→ WHAT YOU WILL DO
Copy every entry precisely.

→ INPUT
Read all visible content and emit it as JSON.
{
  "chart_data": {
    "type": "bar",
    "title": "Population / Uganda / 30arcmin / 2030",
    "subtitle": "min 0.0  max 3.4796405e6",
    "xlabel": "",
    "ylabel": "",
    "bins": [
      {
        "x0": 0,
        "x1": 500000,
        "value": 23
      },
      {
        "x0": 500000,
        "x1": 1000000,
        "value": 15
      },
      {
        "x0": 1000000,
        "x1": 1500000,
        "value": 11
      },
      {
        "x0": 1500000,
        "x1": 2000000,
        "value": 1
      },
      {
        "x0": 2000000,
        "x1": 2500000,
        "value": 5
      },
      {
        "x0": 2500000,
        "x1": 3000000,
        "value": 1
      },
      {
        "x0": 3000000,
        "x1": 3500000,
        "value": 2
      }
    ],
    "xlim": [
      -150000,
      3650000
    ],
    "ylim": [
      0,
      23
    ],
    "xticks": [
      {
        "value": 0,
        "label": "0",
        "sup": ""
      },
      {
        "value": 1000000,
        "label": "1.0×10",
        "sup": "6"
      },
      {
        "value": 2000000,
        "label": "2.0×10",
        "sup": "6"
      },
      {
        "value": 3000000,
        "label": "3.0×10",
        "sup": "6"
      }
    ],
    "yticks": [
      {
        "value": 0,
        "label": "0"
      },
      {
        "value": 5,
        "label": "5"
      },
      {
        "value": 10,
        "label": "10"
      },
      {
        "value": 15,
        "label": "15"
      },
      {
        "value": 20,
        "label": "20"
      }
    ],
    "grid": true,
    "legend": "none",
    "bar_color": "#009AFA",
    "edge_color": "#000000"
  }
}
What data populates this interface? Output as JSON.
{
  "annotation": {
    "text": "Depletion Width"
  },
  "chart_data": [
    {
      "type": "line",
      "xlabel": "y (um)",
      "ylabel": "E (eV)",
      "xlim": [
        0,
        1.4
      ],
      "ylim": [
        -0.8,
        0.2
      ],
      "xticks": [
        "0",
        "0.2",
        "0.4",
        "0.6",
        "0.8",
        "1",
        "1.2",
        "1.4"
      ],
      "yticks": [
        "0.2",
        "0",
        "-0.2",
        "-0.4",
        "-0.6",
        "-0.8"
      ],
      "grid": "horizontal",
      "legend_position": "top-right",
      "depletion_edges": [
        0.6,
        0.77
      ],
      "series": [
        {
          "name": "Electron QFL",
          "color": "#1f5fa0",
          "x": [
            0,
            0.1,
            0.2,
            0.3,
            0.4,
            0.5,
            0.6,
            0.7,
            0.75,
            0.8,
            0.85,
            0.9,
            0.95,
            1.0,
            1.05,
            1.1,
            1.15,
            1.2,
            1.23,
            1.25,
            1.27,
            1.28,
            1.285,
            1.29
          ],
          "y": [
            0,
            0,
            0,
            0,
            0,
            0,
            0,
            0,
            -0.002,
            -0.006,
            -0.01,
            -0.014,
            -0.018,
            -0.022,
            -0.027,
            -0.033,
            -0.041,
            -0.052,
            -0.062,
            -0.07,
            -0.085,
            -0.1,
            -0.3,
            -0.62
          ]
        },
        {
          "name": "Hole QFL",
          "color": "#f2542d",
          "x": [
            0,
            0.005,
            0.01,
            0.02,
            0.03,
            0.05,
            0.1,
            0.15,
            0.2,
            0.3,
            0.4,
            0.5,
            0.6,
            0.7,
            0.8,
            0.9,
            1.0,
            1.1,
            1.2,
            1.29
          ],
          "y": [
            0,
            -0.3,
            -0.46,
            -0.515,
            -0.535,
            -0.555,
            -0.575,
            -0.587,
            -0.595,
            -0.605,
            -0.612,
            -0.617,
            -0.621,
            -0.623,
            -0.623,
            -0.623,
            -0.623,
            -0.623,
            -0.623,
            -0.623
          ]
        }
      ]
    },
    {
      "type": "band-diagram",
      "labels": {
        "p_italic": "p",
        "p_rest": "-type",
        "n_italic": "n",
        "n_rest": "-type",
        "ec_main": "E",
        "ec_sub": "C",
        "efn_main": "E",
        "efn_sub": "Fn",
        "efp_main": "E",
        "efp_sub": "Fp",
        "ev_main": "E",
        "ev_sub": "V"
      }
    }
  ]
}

→ THE SOLUTION
Read all visible content and emit it as JSON.
{
  "chart_data": {
    "type": "bar",
    "title": "Population / Uganda / 30arcmin / 2030",
    "subtitle": "min 0.0  max 3.4796405e6",
    "xlabel": "",
    "ylabel": "",
    "bins": [
      {
        "x0": 0,
        "x1": 500000,
        "value": 23
      },
      {
        "x0": 500000,
        "x1": 1000000,
        "value": 15
      },
      {
        "x0": 1000000,
        "x1": 1500000,
        "value": 11
      },
      {
        "x0": 1500000,
        "x1": 2000000,
        "value": 1
      },
      {
        "x0": 2000000,
        "x1": 2500000,
        "value": 5
      },
      {
        "x0": 2500000,
        "x1": 3000000,
        "value": 1
      },
      {
        "x0": 3000000,
        "x1": 3500000,
        "value": 2
      }
    ],
    "xlim": [
      -150000,
      3650000
    ],
    "ylim": [
      0,
      23
    ],
    "xticks": [
      {
        "value": 0,
        "label": "0",
        "sup": ""
      },
      {
        "value": 1000000,
        "label": "1.0×10",
        "sup": "6"
      },
      {
        "value": 2000000,
        "label": "2.0×10",
        "sup": "6"
      },
      {
        "value": 3000000,
        "label": "3.0×10",
        "sup": "6"
      }
    ],
    "yticks": [
      {
        "value": 0,
        "label": "0"
      },
      {
        "value": 5,
        "label": "5"
      },
      {
        "value": 10,
        "label": "10"
      },
      {
        "value": 15,
        "label": "15"
      },
      {
        "value": 20,
        "label": "20"
      }
    ],
    "grid": true,
    "legend": "none",
    "bar_color": "#009AFA",
    "edge_color": "#000000"
  }
}
What data populates this interface? Output as JSON.
{
  "annotation": {
    "text": "Depletion Width"
  },
  "chart_data": [
    {
      "type": "line",
      "xlabel": "y (um)",
      "ylabel": "E (eV)",
      "xlim": [
        0,
        1.4
      ],
      "ylim": [
        -0.8,
        0.2
      ],
      "xticks": [
        "0",
        "0.2",
        "0.4",
        "0.6",
        "0.8",
        "1",
        "1.2",
        "1.4"
      ],
      "yticks": [
        "0.2",
        "0",
        "-0.2",
        "-0.4",
        "-0.6",
        "-0.8"
      ],
      "grid": "horizontal",
      "legend_position": "top-right",
      "depletion_edges": [
        0.6,
        0.77
      ],
      "series": [
        {
          "name": "Electron QFL",
          "color": "#1f5fa0",
          "x": [
            0,
            0.1,
            0.2,
            0.3,
            0.4,
            0.5,
            0.6,
            0.7,
            0.75,
            0.8,
            0.85,
            0.9,
            0.95,
            1.0,
            1.05,
            1.1,
            1.15,
            1.2,
            1.23,
            1.25,
            1.27,
            1.28,
            1.285,
            1.29
          ],
          "y": [
            0,
            0,
            0,
            0,
            0,
            0,
            0,
            0,
            -0.002,
            -0.006,
            -0.01,
            -0.014,
            -0.018,
            -0.022,
            -0.027,
            -0.033,
            -0.041,
            -0.052,
            -0.062,
            -0.07,
            -0.085,
            -0.1,
            -0.3,
            -0.62
          ]
        },
        {
          "name": "Hole QFL",
          "color": "#f2542d",
          "x": [
            0,
            0.005,
            0.01,
            0.02,
            0.03,
            0.05,
            0.1,
            0.15,
            0.2,
            0.3,
            0.4,
            0.5,
            0.6,
            0.7,
            0.8,
            0.9,
            1.0,
            1.1,
            1.2,
            1.29
          ],
          "y": [
            0,
            -0.3,
            -0.46,
            -0.515,
            -0.535,
            -0.555,
            -0.575,
            -0.587,
            -0.595,
            -0.605,
            -0.612,
            -0.617,
            -0.621,
            -0.623,
            -0.623,
            -0.623,
            -0.623,
            -0.623,
            -0.623,
            -0.623
          ]
        }
      ]
    },
    {
      "type": "band-diagram",
      "labels": {
        "p_italic": "p",
        "p_rest": "-type",
        "n_italic": "n",
        "n_rest": "-type",
        "ec_main": "E",
        "ec_sub": "C",
        "efn_main": "E",
        "efn_sub": "Fn",
        "efp_main": "E",
        "efp_sub": "Fp",
        "ev_main": "E",
        "ev_sub": "V"
      }
    }
  ]
}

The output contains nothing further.